STATED TASK - Only the number is wanted: how many lines of the data contain "with"?

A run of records
- - - -
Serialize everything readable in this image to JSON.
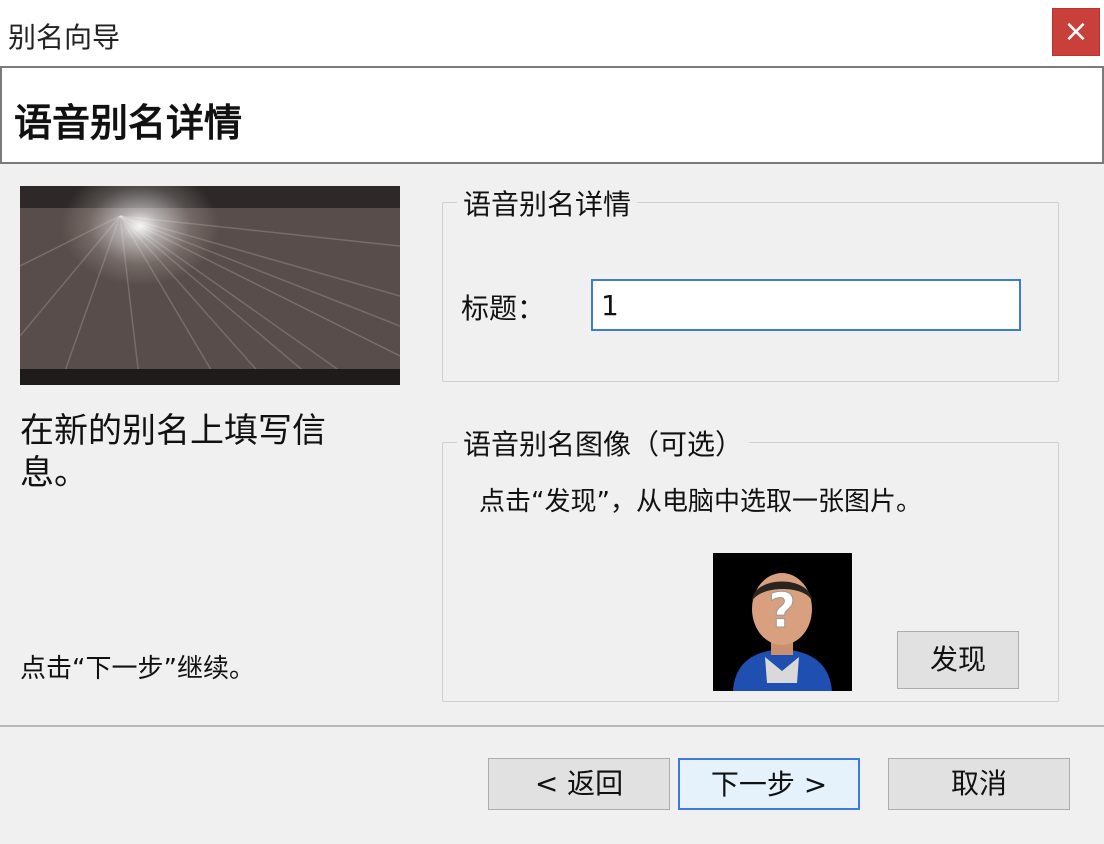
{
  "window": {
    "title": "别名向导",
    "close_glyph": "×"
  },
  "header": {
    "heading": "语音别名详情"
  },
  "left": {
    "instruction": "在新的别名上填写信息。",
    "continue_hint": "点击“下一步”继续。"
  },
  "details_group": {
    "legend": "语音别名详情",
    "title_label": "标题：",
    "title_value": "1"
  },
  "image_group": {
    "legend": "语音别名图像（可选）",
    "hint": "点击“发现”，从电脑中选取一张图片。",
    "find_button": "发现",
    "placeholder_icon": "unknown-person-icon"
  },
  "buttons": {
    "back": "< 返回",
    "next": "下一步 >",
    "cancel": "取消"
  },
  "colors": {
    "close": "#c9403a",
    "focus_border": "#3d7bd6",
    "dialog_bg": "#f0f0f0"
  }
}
- - - -
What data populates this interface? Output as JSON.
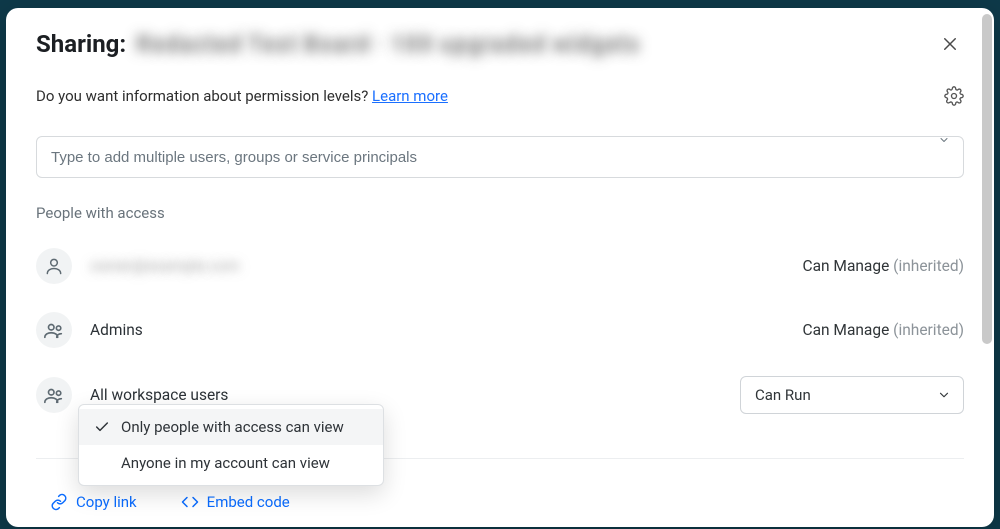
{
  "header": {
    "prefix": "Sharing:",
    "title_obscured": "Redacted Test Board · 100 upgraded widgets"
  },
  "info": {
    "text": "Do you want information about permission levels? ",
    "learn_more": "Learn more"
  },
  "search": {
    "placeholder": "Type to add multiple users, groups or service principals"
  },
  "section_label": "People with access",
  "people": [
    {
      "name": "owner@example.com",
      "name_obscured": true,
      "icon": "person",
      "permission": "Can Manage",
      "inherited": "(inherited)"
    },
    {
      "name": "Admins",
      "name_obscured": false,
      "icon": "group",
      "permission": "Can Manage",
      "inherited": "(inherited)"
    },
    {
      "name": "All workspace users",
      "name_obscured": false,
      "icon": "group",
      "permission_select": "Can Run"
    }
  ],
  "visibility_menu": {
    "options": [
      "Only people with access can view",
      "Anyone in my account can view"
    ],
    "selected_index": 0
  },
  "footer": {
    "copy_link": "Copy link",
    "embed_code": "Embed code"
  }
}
- - - -
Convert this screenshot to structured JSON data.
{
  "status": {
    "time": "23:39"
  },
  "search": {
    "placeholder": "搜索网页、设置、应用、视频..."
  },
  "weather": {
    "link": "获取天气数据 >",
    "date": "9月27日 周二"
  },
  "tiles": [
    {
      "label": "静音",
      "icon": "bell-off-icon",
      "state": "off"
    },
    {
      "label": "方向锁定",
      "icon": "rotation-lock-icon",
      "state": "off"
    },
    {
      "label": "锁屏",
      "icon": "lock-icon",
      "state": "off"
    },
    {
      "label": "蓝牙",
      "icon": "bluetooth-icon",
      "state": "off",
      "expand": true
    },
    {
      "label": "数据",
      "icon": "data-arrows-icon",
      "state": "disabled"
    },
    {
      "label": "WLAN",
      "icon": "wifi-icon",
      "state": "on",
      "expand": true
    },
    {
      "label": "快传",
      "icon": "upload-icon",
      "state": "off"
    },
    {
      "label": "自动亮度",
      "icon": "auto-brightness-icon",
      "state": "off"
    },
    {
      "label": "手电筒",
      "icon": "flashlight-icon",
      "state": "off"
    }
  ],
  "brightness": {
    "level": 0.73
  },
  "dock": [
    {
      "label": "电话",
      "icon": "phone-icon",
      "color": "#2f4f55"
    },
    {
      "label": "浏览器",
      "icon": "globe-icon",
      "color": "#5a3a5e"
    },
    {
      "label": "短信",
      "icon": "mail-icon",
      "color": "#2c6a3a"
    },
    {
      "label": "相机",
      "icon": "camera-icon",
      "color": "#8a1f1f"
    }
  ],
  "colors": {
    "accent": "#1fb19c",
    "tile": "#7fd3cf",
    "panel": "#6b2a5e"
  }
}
- - - -
EXPECTED OUTPUT - 2